Dataset
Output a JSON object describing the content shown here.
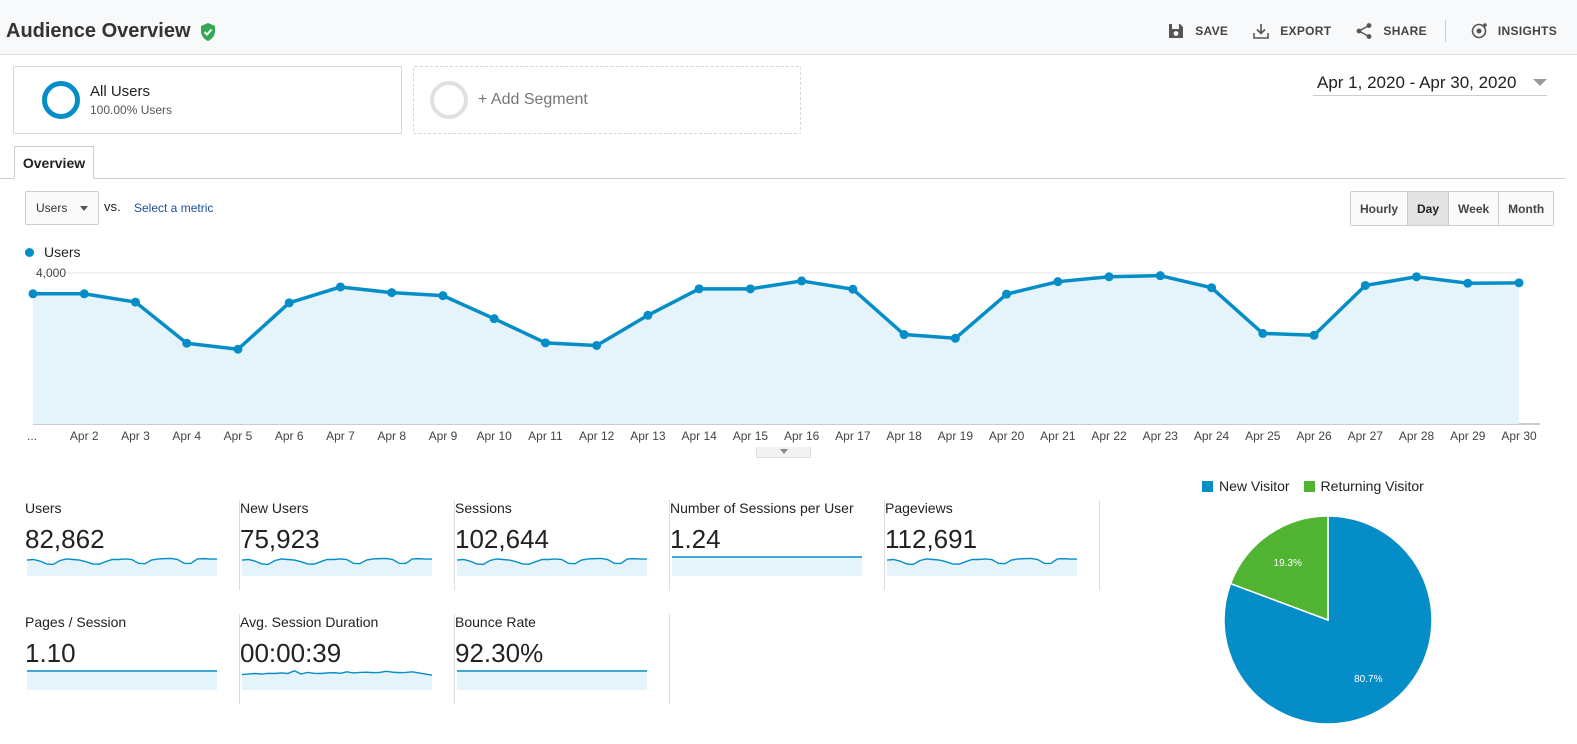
{
  "header": {
    "title": "Audience Overview",
    "actions": [
      {
        "label": "SAVE",
        "icon": "floppy-icon"
      },
      {
        "label": "EXPORT",
        "icon": "download-icon"
      },
      {
        "label": "SHARE",
        "icon": "share-icon"
      },
      {
        "label": "INSIGHTS",
        "icon": "insights-icon"
      }
    ]
  },
  "segments": {
    "all_users": {
      "name": "All Users",
      "sub": "100.00% Users"
    },
    "add_segment": "+ Add Segment"
  },
  "date_range": "Apr 1, 2020 - Apr 30, 2020",
  "tabs": {
    "overview": "Overview"
  },
  "controls": {
    "metric": "Users",
    "vs": "vs.",
    "select_metric": "Select a metric",
    "granularity": [
      "Hourly",
      "Day",
      "Week",
      "Month"
    ],
    "active_granularity": "Day"
  },
  "colors": {
    "primary": "#058dc7",
    "secondary": "#50b432",
    "fill": "#e5f3fa"
  },
  "chart_data": [
    {
      "type": "line",
      "legend": "Users",
      "x": [
        "...",
        "Apr 2",
        "Apr 3",
        "Apr 4",
        "Apr 5",
        "Apr 6",
        "Apr 7",
        "Apr 8",
        "Apr 9",
        "Apr 10",
        "Apr 11",
        "Apr 12",
        "Apr 13",
        "Apr 14",
        "Apr 15",
        "Apr 16",
        "Apr 17",
        "Apr 18",
        "Apr 19",
        "Apr 20",
        "Apr 21",
        "Apr 22",
        "Apr 23",
        "Apr 24",
        "Apr 25",
        "Apr 26",
        "Apr 27",
        "Apr 28",
        "Apr 29",
        "Apr 30"
      ],
      "series": [
        {
          "name": "Users",
          "values": [
            3450,
            3450,
            3230,
            2140,
            1980,
            3210,
            3630,
            3480,
            3400,
            2790,
            2150,
            2080,
            2880,
            3580,
            3580,
            3790,
            3570,
            2370,
            2270,
            3440,
            3770,
            3900,
            3930,
            3610,
            2400,
            2350,
            3670,
            3900,
            3730,
            3740
          ]
        }
      ],
      "y_ticks": [
        "2,000",
        "4,000"
      ],
      "ylim": [
        0,
        4000
      ],
      "grid": true
    },
    {
      "type": "pie",
      "legend": [
        "New Visitor",
        "Returning Visitor"
      ],
      "slices": [
        {
          "name": "New Visitor",
          "value": 80.7,
          "label": "80.7%",
          "color": "#058dc7"
        },
        {
          "name": "Returning Visitor",
          "value": 19.3,
          "label": "19.3%",
          "color": "#50b432"
        }
      ]
    }
  ],
  "metrics": [
    {
      "label": "Users",
      "value": "82,862",
      "spark": "wavy"
    },
    {
      "label": "New Users",
      "value": "75,923",
      "spark": "wavy"
    },
    {
      "label": "Sessions",
      "value": "102,644",
      "spark": "wavy"
    },
    {
      "label": "Number of Sessions per User",
      "value": "1.24",
      "spark": "flat"
    },
    {
      "label": "Pageviews",
      "value": "112,691",
      "spark": "wavy"
    },
    {
      "label": "Pages / Session",
      "value": "1.10",
      "spark": "flat"
    },
    {
      "label": "Avg. Session Duration",
      "value": "00:00:39",
      "spark": "jitter"
    },
    {
      "label": "Bounce Rate",
      "value": "92.30%",
      "spark": "flat"
    }
  ]
}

What is required
Write the lines above out again exactly, without any of their pictures.

Full solution
Output a JSON object describing the content shown here.
{
  "header": {
    "title": "Audience Overview",
    "actions": [
      {
        "label": "SAVE",
        "icon": "floppy-icon"
      },
      {
        "label": "EXPORT",
        "icon": "download-icon"
      },
      {
        "label": "SHARE",
        "icon": "share-icon"
      },
      {
        "label": "INSIGHTS",
        "icon": "insights-icon"
      }
    ]
  },
  "segments": {
    "all_users": {
      "name": "All Users",
      "sub": "100.00% Users"
    },
    "add_segment": "+ Add Segment"
  },
  "date_range": "Apr 1, 2020 - Apr 30, 2020",
  "tabs": {
    "overview": "Overview"
  },
  "controls": {
    "metric": "Users",
    "vs": "vs.",
    "select_metric": "Select a metric",
    "granularity": [
      "Hourly",
      "Day",
      "Week",
      "Month"
    ],
    "active_granularity": "Day"
  },
  "colors": {
    "primary": "#058dc7",
    "secondary": "#50b432",
    "fill": "#e5f3fa"
  },
  "chart_data": [
    {
      "type": "line",
      "legend": "Users",
      "x": [
        "...",
        "Apr 2",
        "Apr 3",
        "Apr 4",
        "Apr 5",
        "Apr 6",
        "Apr 7",
        "Apr 8",
        "Apr 9",
        "Apr 10",
        "Apr 11",
        "Apr 12",
        "Apr 13",
        "Apr 14",
        "Apr 15",
        "Apr 16",
        "Apr 17",
        "Apr 18",
        "Apr 19",
        "Apr 20",
        "Apr 21",
        "Apr 22",
        "Apr 23",
        "Apr 24",
        "Apr 25",
        "Apr 26",
        "Apr 27",
        "Apr 28",
        "Apr 29",
        "Apr 30"
      ],
      "series": [
        {
          "name": "Users",
          "values": [
            3450,
            3450,
            3230,
            2140,
            1980,
            3210,
            3630,
            3480,
            3400,
            2790,
            2150,
            2080,
            2880,
            3580,
            3580,
            3790,
            3570,
            2370,
            2270,
            3440,
            3770,
            3900,
            3930,
            3610,
            2400,
            2350,
            3670,
            3900,
            3730,
            3740
          ]
        }
      ],
      "y_ticks": [
        "2,000",
        "4,000"
      ],
      "ylim": [
        0,
        4000
      ],
      "grid": true
    },
    {
      "type": "pie",
      "legend": [
        "New Visitor",
        "Returning Visitor"
      ],
      "slices": [
        {
          "name": "New Visitor",
          "value": 80.7,
          "label": "80.7%",
          "color": "#058dc7"
        },
        {
          "name": "Returning Visitor",
          "value": 19.3,
          "label": "19.3%",
          "color": "#50b432"
        }
      ]
    }
  ],
  "metrics": [
    {
      "label": "Users",
      "value": "82,862",
      "spark": "wavy"
    },
    {
      "label": "New Users",
      "value": "75,923",
      "spark": "wavy"
    },
    {
      "label": "Sessions",
      "value": "102,644",
      "spark": "wavy"
    },
    {
      "label": "Number of Sessions per User",
      "value": "1.24",
      "spark": "flat"
    },
    {
      "label": "Pageviews",
      "value": "112,691",
      "spark": "wavy"
    },
    {
      "label": "Pages / Session",
      "value": "1.10",
      "spark": "flat"
    },
    {
      "label": "Avg. Session Duration",
      "value": "00:00:39",
      "spark": "jitter"
    },
    {
      "label": "Bounce Rate",
      "value": "92.30%",
      "spark": "flat"
    }
  ]
}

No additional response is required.